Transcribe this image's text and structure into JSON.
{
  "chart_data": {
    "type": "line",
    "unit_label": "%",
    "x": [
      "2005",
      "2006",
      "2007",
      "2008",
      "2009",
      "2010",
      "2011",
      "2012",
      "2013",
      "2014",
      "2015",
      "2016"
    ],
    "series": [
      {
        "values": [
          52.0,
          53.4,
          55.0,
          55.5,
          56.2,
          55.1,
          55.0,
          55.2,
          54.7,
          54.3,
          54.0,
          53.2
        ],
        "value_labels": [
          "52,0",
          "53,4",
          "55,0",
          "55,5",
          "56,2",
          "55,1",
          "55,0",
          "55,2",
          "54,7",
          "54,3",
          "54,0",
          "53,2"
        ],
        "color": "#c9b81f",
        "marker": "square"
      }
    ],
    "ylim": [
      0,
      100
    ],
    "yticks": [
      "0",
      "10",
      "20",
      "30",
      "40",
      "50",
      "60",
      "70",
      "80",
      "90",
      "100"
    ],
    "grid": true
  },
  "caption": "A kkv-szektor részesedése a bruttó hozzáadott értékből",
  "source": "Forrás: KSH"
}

----------------------------------------

Could you transcribe the records in full, exactly?

Transcribe this image's text and structure into JSON.
{
  "chart_data": {
    "type": "line",
    "unit_label": "%",
    "x": [
      "2005",
      "2006",
      "2007",
      "2008",
      "2009",
      "2010",
      "2011",
      "2012",
      "2013",
      "2014",
      "2015",
      "2016"
    ],
    "series": [
      {
        "values": [
          52.0,
          53.4,
          55.0,
          55.5,
          56.2,
          55.1,
          55.0,
          55.2,
          54.7,
          54.3,
          54.0,
          53.2
        ],
        "value_labels": [
          "52,0",
          "53,4",
          "55,0",
          "55,5",
          "56,2",
          "55,1",
          "55,0",
          "55,2",
          "54,7",
          "54,3",
          "54,0",
          "53,2"
        ],
        "color": "#c9b81f",
        "marker": "square"
      }
    ],
    "ylim": [
      0,
      100
    ],
    "yticks": [
      "0",
      "10",
      "20",
      "30",
      "40",
      "50",
      "60",
      "70",
      "80",
      "90",
      "100"
    ],
    "grid": true
  },
  "caption": "A kkv-szektor részesedése a bruttó hozzáadott értékből",
  "source": "Forrás: KSH"
}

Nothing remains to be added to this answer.